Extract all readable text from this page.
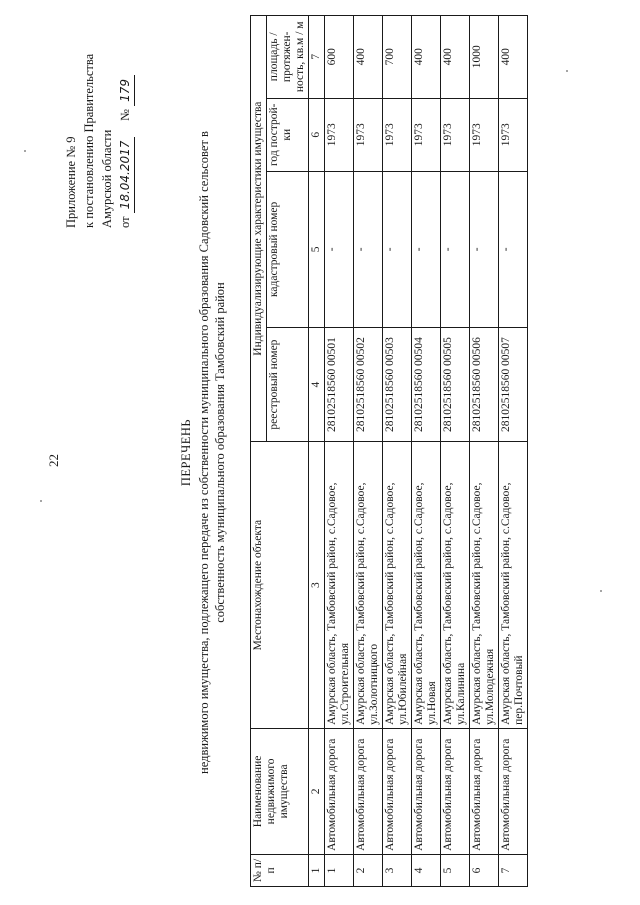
22
Приложение № 9 к постановлению Правительства Амурской области от 18.04.2017     № 179
ПЕРЕЧЕНЬ недвижимого имущества, подлежащего передаче из собственности муниципального образования Садовский сельсовет в собственность муниципального образования Тамбовский район
№ п/п	Наименование недвижимого имущества	Местонахождение объекта	Индивидуализирующие характеристики имущества			
			реестровый номер	кадастровый номер	год построй-ки	площадь / протяжен-ность, кв.м / м
1	2	3	4	5	6	7
1	Автомобильная дорога	Амурская область, Тамбовский район, с.Садовое, ул.Строительная	28102518560 00501	-	1973	600
2	Автомобильная дорога	Амурская область, Тамбовский район, с.Садовое, ул.Золотницкого	28102518560 00502	-	1973	400
3	Автомобильная дорога	Амурская область, Тамбовский район, с.Садовое, ул.Юбилейная	28102518560 00503	-	1973	700
4	Автомобильная дорога	Амурская область, Тамбовский район, с.Садовое, ул.Новая	28102518560 00504	-	1973	400
5	Автомобильная дорога	Амурская область, Тамбовский район, с.Садовое, ул.Калинина	28102518560 00505	-	1973	400
6	Автомобильная дорога	Амурская область, Тамбовский район, с.Садовое, ул.Молодежная	28102518560 00506	-	1973	1000
7	Автомобильная дорога	Амурская область, Тамбовский район, с.Садовое, пер.Почтовый	28102518560 00507	-	1973	400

=====

- **WHAT IS REQUIRED**
Transcribe every entry word for word, but skip the pictures.

- **RESPONSE TO THE EXERCISE**
Extract all readable text from this page.
22
Приложение № 9 к постановлению Правительства Амурской области от 18.04.2017     № 179
ПЕРЕЧЕНЬ недвижимого имущества, подлежащего передаче из собственности муниципального образования Садовский сельсовет в собственность муниципального образования Тамбовский район
№ п/п	Наименование недвижимого имущества	Местонахождение объекта	Индивидуализирующие характеристики имущества			
			реестровый номер	кадастровый номер	год построй-ки	площадь / протяжен-ность, кв.м / м
1	2	3	4	5	6	7
1	Автомобильная дорога	Амурская область, Тамбовский район, с.Садовое, ул.Строительная	28102518560 00501	-	1973	600
2	Автомобильная дорога	Амурская область, Тамбовский район, с.Садовое, ул.Золотницкого	28102518560 00502	-	1973	400
3	Автомобильная дорога	Амурская область, Тамбовский район, с.Садовое, ул.Юбилейная	28102518560 00503	-	1973	700
4	Автомобильная дорога	Амурская область, Тамбовский район, с.Садовое, ул.Новая	28102518560 00504	-	1973	400
5	Автомобильная дорога	Амурская область, Тамбовский район, с.Садовое, ул.Калинина	28102518560 00505	-	1973	400
6	Автомобильная дорога	Амурская область, Тамбовский район, с.Садовое, ул.Молодежная	28102518560 00506	-	1973	1000
7	Автомобильная дорога	Амурская область, Тамбовский район, с.Садовое, пер.Почтовый	28102518560 00507	-	1973	400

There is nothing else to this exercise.